(SET PROBLEM) Extract all lines that hold "this" from the records below.

(Data items)
↓

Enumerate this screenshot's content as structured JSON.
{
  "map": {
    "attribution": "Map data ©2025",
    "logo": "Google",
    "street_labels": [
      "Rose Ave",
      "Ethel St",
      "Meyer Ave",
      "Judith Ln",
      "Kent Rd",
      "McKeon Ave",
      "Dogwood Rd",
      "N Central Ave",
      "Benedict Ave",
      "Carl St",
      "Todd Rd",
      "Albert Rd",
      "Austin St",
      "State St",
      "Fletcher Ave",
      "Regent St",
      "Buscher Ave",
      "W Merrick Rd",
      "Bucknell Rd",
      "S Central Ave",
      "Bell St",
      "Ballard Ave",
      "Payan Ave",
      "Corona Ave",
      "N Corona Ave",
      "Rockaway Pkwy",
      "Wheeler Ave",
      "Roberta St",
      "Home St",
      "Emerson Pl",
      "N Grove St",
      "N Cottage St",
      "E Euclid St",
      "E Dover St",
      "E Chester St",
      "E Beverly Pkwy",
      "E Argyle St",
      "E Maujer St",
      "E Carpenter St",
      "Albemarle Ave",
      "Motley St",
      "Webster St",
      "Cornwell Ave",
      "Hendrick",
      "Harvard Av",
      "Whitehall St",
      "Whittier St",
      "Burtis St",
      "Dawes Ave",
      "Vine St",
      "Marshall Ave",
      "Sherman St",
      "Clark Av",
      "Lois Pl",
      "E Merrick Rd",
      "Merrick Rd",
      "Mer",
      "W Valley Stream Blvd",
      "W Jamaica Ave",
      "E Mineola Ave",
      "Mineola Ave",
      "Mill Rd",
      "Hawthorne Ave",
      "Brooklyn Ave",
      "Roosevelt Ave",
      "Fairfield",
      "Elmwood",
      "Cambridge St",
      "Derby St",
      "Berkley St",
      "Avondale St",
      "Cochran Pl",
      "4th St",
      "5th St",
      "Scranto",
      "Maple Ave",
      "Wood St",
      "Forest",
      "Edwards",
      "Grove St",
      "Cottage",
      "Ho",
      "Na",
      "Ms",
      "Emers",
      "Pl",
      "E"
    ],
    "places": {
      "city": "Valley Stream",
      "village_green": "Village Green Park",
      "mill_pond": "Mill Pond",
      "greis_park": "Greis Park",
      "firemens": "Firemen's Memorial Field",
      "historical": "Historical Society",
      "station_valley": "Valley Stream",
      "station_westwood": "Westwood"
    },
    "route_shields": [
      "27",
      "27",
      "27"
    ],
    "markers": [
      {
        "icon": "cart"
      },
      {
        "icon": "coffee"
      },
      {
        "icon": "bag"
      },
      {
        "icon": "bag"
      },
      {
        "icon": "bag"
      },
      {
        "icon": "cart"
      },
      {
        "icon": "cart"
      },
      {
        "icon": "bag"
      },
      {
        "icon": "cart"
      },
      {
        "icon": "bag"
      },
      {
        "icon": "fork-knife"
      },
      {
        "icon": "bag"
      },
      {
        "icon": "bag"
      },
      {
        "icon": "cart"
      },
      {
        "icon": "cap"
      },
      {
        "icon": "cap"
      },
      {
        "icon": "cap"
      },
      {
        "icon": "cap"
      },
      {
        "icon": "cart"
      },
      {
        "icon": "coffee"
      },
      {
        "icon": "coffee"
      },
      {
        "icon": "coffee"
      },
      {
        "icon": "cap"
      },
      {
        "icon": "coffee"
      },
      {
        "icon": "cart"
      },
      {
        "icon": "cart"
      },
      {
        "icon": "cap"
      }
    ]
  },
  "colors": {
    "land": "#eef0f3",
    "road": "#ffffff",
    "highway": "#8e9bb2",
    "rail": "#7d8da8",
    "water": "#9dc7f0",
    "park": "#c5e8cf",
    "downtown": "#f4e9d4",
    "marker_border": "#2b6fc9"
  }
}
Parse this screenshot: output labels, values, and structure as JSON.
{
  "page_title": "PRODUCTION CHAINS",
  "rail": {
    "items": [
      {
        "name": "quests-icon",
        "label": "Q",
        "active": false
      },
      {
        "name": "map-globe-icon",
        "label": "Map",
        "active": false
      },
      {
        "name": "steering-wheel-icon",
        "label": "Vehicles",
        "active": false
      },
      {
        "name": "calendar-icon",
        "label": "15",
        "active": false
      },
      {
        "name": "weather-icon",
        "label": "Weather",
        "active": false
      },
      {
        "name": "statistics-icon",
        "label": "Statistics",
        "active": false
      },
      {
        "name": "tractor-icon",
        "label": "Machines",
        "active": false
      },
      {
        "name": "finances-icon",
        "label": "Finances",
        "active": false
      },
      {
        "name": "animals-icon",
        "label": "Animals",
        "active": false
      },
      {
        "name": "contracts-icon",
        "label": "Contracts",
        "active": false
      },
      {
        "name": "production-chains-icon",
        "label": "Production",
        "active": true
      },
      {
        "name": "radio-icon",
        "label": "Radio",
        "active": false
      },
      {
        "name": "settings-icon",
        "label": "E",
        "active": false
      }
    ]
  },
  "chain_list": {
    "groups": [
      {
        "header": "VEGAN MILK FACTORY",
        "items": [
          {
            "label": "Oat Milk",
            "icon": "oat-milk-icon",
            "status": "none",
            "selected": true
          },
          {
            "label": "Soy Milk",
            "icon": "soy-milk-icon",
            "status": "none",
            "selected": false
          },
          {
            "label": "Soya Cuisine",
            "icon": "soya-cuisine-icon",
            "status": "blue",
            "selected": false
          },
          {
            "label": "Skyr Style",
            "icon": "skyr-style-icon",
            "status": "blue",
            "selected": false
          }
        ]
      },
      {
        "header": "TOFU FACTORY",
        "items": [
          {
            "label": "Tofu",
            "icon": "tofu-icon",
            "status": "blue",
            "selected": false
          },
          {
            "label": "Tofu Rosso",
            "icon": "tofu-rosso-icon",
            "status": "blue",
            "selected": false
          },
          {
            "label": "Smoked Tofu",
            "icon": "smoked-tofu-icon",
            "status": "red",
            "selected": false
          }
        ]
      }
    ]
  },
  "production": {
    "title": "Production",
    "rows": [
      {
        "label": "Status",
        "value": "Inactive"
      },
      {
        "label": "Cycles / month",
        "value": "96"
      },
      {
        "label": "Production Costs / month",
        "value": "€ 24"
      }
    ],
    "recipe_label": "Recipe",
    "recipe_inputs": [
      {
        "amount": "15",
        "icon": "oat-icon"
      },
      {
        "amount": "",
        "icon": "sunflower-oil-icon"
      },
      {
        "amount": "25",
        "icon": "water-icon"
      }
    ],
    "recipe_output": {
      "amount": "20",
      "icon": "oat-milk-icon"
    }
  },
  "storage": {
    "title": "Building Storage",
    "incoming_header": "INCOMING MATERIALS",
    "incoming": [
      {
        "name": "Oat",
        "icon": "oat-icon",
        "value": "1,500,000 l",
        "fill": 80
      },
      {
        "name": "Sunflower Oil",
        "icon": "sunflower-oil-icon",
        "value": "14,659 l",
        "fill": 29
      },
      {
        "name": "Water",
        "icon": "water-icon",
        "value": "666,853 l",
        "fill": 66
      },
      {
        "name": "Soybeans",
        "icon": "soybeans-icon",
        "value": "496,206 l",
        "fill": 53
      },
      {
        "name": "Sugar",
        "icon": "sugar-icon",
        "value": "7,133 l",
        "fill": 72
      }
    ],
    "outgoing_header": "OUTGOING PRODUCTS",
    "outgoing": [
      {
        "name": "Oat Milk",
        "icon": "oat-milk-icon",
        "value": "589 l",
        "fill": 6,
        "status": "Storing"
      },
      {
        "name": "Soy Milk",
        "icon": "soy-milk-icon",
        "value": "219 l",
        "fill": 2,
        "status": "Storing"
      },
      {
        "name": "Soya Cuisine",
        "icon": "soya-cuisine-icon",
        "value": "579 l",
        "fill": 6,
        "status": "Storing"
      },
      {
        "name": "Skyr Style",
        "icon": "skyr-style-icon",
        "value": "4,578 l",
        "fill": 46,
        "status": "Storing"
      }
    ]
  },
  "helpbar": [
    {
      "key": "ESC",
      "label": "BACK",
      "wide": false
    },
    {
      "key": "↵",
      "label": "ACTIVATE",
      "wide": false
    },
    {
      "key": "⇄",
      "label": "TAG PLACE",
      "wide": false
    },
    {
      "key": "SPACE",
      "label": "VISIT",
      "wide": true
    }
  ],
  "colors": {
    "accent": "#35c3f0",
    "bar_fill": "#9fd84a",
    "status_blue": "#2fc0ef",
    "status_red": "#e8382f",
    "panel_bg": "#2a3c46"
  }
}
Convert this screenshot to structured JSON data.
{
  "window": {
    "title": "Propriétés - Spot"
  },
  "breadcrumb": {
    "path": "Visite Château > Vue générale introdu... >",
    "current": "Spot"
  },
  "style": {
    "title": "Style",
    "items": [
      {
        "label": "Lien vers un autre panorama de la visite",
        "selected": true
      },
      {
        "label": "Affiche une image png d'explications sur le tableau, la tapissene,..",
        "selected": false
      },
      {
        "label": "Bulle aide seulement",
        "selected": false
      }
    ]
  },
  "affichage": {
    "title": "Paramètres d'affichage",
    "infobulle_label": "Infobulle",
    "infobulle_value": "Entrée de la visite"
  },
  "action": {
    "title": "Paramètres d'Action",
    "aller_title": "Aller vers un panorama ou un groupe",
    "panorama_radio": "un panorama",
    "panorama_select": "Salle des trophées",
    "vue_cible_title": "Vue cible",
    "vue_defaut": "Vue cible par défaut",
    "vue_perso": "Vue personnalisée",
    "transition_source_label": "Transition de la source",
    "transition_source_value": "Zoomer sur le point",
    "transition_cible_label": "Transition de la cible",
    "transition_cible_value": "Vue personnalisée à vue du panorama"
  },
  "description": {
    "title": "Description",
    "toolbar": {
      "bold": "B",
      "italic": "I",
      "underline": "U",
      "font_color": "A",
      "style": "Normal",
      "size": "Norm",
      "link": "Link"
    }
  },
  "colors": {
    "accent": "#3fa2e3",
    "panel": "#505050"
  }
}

↑

(REPLY TO THE TASK)
Enumerate this screenshot's content as structured JSON.
Parse this screenshot: output labels, values, and structure as JSON.
Convert this screenshot to structured JSON data.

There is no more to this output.